WHAT IS NEEDED:
Lines holding the string "speeds" are the ones to copy; find them all in the data.

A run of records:
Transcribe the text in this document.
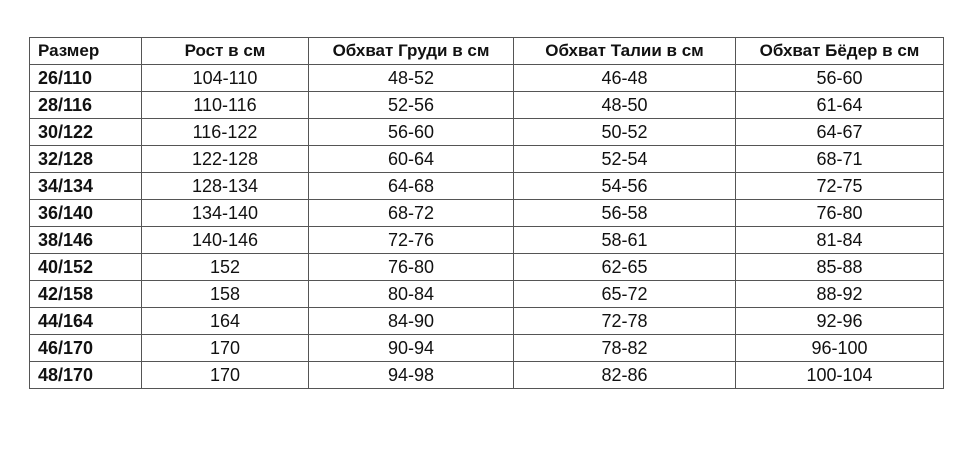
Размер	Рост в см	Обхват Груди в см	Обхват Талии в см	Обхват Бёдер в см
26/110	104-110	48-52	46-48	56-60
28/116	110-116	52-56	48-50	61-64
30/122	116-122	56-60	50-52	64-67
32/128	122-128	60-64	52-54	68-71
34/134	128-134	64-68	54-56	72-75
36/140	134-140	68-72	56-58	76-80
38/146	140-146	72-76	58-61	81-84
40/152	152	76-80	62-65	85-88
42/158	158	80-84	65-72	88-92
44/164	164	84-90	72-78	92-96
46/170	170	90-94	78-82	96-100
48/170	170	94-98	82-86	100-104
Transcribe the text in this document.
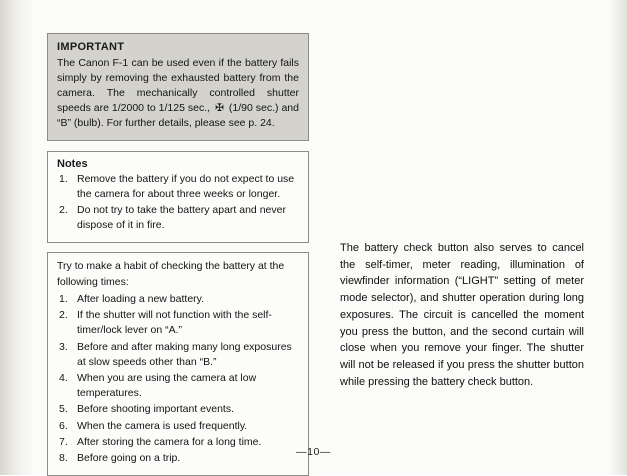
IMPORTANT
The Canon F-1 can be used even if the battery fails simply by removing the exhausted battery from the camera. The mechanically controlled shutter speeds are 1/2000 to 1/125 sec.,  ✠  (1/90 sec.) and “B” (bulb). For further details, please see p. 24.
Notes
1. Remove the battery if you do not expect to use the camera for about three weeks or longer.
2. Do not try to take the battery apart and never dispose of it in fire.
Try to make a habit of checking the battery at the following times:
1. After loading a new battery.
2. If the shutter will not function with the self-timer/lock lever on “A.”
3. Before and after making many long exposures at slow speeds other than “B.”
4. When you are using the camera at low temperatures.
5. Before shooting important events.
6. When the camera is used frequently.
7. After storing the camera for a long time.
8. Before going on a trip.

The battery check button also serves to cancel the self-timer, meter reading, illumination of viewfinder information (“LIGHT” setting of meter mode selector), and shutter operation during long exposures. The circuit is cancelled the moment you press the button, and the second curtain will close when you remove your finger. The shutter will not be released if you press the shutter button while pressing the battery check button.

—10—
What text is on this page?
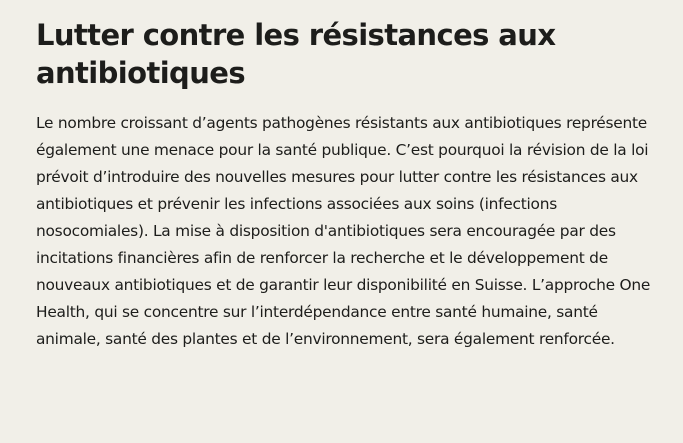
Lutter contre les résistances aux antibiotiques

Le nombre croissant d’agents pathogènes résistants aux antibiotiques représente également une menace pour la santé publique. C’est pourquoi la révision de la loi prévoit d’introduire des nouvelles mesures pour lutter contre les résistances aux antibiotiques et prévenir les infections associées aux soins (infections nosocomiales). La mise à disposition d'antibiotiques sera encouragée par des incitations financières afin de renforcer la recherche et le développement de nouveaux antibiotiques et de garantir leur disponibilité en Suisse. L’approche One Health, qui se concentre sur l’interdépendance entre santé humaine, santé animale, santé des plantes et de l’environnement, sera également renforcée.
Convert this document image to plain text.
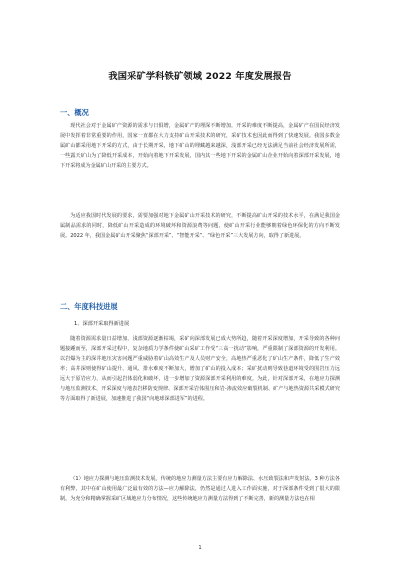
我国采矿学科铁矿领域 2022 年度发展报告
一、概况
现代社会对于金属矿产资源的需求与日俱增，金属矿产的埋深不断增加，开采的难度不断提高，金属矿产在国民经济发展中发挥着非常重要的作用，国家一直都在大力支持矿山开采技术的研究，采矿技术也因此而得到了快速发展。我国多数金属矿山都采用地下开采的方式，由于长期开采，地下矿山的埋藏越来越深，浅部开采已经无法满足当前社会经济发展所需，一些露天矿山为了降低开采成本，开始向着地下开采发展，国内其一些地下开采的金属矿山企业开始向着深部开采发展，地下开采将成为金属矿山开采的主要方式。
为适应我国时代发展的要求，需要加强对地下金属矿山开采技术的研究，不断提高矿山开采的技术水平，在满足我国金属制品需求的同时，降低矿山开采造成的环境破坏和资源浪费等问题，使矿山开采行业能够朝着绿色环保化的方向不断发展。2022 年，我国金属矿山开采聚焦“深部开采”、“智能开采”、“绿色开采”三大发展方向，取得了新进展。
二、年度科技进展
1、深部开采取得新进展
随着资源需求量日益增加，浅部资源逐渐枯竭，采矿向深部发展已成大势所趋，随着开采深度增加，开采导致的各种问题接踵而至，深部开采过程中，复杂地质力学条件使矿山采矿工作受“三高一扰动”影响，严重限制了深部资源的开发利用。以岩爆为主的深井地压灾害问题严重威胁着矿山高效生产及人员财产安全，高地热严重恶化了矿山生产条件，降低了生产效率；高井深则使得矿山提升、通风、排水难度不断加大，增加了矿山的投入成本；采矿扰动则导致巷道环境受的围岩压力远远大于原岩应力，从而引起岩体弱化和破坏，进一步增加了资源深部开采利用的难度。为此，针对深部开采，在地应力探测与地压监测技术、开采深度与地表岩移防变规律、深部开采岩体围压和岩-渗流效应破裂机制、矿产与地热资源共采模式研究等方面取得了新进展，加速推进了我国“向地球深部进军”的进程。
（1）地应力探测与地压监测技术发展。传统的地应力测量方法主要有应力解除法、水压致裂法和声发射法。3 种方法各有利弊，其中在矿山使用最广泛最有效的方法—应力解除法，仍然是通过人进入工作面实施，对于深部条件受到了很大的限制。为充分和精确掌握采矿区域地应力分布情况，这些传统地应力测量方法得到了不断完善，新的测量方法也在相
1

RESPONSE BELOW:
The Canon F-1 can be used even if the battery fails simply by removing the exhausted battery from the camera. The mechanically controlled shutter speeds are 1/2000 to 1/125 sec.,  ✠  (1/90 sec.) and “B” (bulb). For further details, please see p. 24.
3. Before and after making many long exposures at slow speeds other than “B.”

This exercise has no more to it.